EXERCISE PROMPT: Write out all the data again, exactly as shown.
[Start of Attachment]
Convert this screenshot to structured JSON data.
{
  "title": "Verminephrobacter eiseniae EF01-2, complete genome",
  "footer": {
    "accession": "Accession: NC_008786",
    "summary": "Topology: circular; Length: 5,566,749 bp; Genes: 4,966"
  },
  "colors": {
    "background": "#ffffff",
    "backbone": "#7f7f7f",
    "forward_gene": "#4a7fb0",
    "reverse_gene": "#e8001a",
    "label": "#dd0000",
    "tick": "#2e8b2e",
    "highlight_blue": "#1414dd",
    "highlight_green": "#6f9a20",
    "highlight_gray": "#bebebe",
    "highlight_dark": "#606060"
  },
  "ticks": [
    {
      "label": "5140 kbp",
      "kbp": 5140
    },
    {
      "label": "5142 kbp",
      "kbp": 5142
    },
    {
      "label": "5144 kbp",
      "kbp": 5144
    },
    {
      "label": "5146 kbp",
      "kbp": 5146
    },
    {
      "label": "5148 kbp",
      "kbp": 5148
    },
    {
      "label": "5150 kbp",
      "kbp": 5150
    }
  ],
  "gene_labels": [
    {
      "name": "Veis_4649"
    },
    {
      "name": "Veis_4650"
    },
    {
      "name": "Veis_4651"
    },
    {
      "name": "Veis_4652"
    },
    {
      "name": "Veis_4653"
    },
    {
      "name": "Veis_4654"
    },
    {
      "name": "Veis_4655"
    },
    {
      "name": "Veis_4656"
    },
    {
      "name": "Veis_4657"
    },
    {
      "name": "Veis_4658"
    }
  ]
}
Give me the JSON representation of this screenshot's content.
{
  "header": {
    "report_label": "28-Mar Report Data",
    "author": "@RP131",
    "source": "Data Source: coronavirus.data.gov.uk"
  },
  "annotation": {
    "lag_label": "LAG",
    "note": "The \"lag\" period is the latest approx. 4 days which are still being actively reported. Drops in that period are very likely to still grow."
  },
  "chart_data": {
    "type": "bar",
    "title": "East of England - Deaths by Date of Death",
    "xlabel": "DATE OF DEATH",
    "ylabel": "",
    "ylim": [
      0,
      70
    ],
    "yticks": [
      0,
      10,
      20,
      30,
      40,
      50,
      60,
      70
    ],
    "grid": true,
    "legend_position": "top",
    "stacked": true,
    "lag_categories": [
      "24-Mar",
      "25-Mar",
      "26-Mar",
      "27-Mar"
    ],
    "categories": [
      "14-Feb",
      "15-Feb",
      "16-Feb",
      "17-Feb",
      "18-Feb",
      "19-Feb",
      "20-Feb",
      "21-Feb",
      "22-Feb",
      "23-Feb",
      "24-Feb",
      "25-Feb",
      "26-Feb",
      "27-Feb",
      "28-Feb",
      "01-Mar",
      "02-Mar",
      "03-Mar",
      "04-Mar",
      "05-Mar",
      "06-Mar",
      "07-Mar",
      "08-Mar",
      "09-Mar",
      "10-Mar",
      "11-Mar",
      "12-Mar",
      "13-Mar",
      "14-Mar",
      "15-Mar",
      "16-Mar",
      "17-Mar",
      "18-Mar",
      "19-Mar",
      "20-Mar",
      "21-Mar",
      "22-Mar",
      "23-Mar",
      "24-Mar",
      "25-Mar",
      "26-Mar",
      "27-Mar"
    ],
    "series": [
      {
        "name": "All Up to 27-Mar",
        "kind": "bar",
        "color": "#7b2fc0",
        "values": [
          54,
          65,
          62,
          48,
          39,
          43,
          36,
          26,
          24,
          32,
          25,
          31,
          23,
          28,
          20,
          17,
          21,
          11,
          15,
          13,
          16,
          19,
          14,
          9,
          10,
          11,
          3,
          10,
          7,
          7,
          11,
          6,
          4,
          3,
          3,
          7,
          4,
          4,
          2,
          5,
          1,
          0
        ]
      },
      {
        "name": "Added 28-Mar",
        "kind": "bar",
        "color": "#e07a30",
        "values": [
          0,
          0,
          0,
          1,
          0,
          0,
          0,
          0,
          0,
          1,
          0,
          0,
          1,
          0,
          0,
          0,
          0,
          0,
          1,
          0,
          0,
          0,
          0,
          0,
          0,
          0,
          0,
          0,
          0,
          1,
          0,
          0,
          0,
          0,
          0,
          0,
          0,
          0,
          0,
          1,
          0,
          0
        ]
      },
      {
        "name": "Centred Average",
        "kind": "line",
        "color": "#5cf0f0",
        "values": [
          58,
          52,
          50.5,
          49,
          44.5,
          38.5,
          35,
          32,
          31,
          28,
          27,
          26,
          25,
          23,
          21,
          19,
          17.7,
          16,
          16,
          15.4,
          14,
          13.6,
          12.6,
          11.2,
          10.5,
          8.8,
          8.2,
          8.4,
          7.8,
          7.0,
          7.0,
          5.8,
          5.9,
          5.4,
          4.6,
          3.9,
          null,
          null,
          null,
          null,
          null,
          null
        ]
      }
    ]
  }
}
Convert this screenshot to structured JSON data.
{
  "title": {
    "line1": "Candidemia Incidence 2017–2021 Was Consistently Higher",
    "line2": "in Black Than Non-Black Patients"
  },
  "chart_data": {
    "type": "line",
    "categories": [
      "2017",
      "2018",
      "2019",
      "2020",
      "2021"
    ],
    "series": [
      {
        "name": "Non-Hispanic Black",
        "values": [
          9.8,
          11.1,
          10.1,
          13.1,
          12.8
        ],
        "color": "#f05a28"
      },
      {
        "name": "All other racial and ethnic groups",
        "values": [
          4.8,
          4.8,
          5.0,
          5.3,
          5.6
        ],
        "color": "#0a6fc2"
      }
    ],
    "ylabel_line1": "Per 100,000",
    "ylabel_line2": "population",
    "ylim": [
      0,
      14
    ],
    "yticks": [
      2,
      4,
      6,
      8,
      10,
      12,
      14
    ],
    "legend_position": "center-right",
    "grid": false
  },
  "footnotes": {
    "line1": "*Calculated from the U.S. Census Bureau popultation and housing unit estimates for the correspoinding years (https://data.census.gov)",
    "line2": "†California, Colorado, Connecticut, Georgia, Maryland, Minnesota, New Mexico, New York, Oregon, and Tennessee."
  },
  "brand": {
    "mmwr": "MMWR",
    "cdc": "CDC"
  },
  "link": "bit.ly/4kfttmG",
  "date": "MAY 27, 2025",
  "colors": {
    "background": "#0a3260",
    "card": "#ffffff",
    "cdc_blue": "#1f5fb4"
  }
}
[End of Attachment]
RESPONSE TO THIS TASK:
Convert this screenshot to structured JSON data.
{
  "title": "Verminephrobacter eiseniae EF01-2, complete genome",
  "footer": {
    "accession": "Accession: NC_008786",
    "summary": "Topology: circular; Length: 5,566,749 bp; Genes: 4,966"
  },
  "colors": {
    "background": "#ffffff",
    "backbone": "#7f7f7f",
    "forward_gene": "#4a7fb0",
    "reverse_gene": "#e8001a",
    "label": "#dd0000",
    "tick": "#2e8b2e",
    "highlight_blue": "#1414dd",
    "highlight_green": "#6f9a20",
    "highlight_gray": "#bebebe",
    "highlight_dark": "#606060"
  },
  "ticks": [
    {
      "label": "5140 kbp",
      "kbp": 5140
    },
    {
      "label": "5142 kbp",
      "kbp": 5142
    },
    {
      "label": "5144 kbp",
      "kbp": 5144
    },
    {
      "label": "5146 kbp",
      "kbp": 5146
    },
    {
      "label": "5148 kbp",
      "kbp": 5148
    },
    {
      "label": "5150 kbp",
      "kbp": 5150
    }
  ],
  "gene_labels": [
    {
      "name": "Veis_4649"
    },
    {
      "name": "Veis_4650"
    },
    {
      "name": "Veis_4651"
    },
    {
      "name": "Veis_4652"
    },
    {
      "name": "Veis_4653"
    },
    {
      "name": "Veis_4654"
    },
    {
      "name": "Veis_4655"
    },
    {
      "name": "Veis_4656"
    },
    {
      "name": "Veis_4657"
    },
    {
      "name": "Veis_4658"
    }
  ]
}
Give me the JSON representation of this screenshot's content.
{
  "header": {
    "report_label": "28-Mar Report Data",
    "author": "@RP131",
    "source": "Data Source: coronavirus.data.gov.uk"
  },
  "annotation": {
    "lag_label": "LAG",
    "note": "The \"lag\" period is the latest approx. 4 days which are still being actively reported. Drops in that period are very likely to still grow."
  },
  "chart_data": {
    "type": "bar",
    "title": "East of England - Deaths by Date of Death",
    "xlabel": "DATE OF DEATH",
    "ylabel": "",
    "ylim": [
      0,
      70
    ],
    "yticks": [
      0,
      10,
      20,
      30,
      40,
      50,
      60,
      70
    ],
    "grid": true,
    "legend_position": "top",
    "stacked": true,
    "lag_categories": [
      "24-Mar",
      "25-Mar",
      "26-Mar",
      "27-Mar"
    ],
    "categories": [
      "14-Feb",
      "15-Feb",
      "16-Feb",
      "17-Feb",
      "18-Feb",
      "19-Feb",
      "20-Feb",
      "21-Feb",
      "22-Feb",
      "23-Feb",
      "24-Feb",
      "25-Feb",
      "26-Feb",
      "27-Feb",
      "28-Feb",
      "01-Mar",
      "02-Mar",
      "03-Mar",
      "04-Mar",
      "05-Mar",
      "06-Mar",
      "07-Mar",
      "08-Mar",
      "09-Mar",
      "10-Mar",
      "11-Mar",
      "12-Mar",
      "13-Mar",
      "14-Mar",
      "15-Mar",
      "16-Mar",
      "17-Mar",
      "18-Mar",
      "19-Mar",
      "20-Mar",
      "21-Mar",
      "22-Mar",
      "23-Mar",
      "24-Mar",
      "25-Mar",
      "26-Mar",
      "27-Mar"
    ],
    "series": [
      {
        "name": "All Up to 27-Mar",
        "kind": "bar",
        "color": "#7b2fc0",
        "values": [
          54,
          65,
          62,
          48,
          39,
          43,
          36,
          26,
          24,
          32,
          25,
          31,
          23,
          28,
          20,
          17,
          21,
          11,
          15,
          13,
          16,
          19,
          14,
          9,
          10,
          11,
          3,
          10,
          7,
          7,
          11,
          6,
          4,
          3,
          3,
          7,
          4,
          4,
          2,
          5,
          1,
          0
        ]
      },
      {
        "name": "Added 28-Mar",
        "kind": "bar",
        "color": "#e07a30",
        "values": [
          0,
          0,
          0,
          1,
          0,
          0,
          0,
          0,
          0,
          1,
          0,
          0,
          1,
          0,
          0,
          0,
          0,
          0,
          1,
          0,
          0,
          0,
          0,
          0,
          0,
          0,
          0,
          0,
          0,
          1,
          0,
          0,
          0,
          0,
          0,
          0,
          0,
          0,
          0,
          1,
          0,
          0
        ]
      },
      {
        "name": "Centred Average",
        "kind": "line",
        "color": "#5cf0f0",
        "values": [
          58,
          52,
          50.5,
          49,
          44.5,
          38.5,
          35,
          32,
          31,
          28,
          27,
          26,
          25,
          23,
          21,
          19,
          17.7,
          16,
          16,
          15.4,
          14,
          13.6,
          12.6,
          11.2,
          10.5,
          8.8,
          8.2,
          8.4,
          7.8,
          7.0,
          7.0,
          5.8,
          5.9,
          5.4,
          4.6,
          3.9,
          null,
          null,
          null,
          null,
          null,
          null
        ]
      }
    ]
  }
}
Convert this screenshot to structured JSON data.
{
  "title": {
    "line1": "Candidemia Incidence 2017–2021 Was Consistently Higher",
    "line2": "in Black Than Non-Black Patients"
  },
  "chart_data": {
    "type": "line",
    "categories": [
      "2017",
      "2018",
      "2019",
      "2020",
      "2021"
    ],
    "series": [
      {
        "name": "Non-Hispanic Black",
        "values": [
          9.8,
          11.1,
          10.1,
          13.1,
          12.8
        ],
        "color": "#f05a28"
      },
      {
        "name": "All other racial and ethnic groups",
        "values": [
          4.8,
          4.8,
          5.0,
          5.3,
          5.6
        ],
        "color": "#0a6fc2"
      }
    ],
    "ylabel_line1": "Per 100,000",
    "ylabel_line2": "population",
    "ylim": [
      0,
      14
    ],
    "yticks": [
      2,
      4,
      6,
      8,
      10,
      12,
      14
    ],
    "legend_position": "center-right",
    "grid": false
  },
  "footnotes": {
    "line1": "*Calculated from the U.S. Census Bureau popultation and housing unit estimates for the correspoinding years (https://data.census.gov)",
    "line2": "†California, Colorado, Connecticut, Georgia, Maryland, Minnesota, New Mexico, New York, Oregon, and Tennessee."
  },
  "brand": {
    "mmwr": "MMWR",
    "cdc": "CDC"
  },
  "link": "bit.ly/4kfttmG",
  "date": "MAY 27, 2025",
  "colors": {
    "background": "#0a3260",
    "card": "#ffffff",
    "cdc_blue": "#1f5fb4"
  }
}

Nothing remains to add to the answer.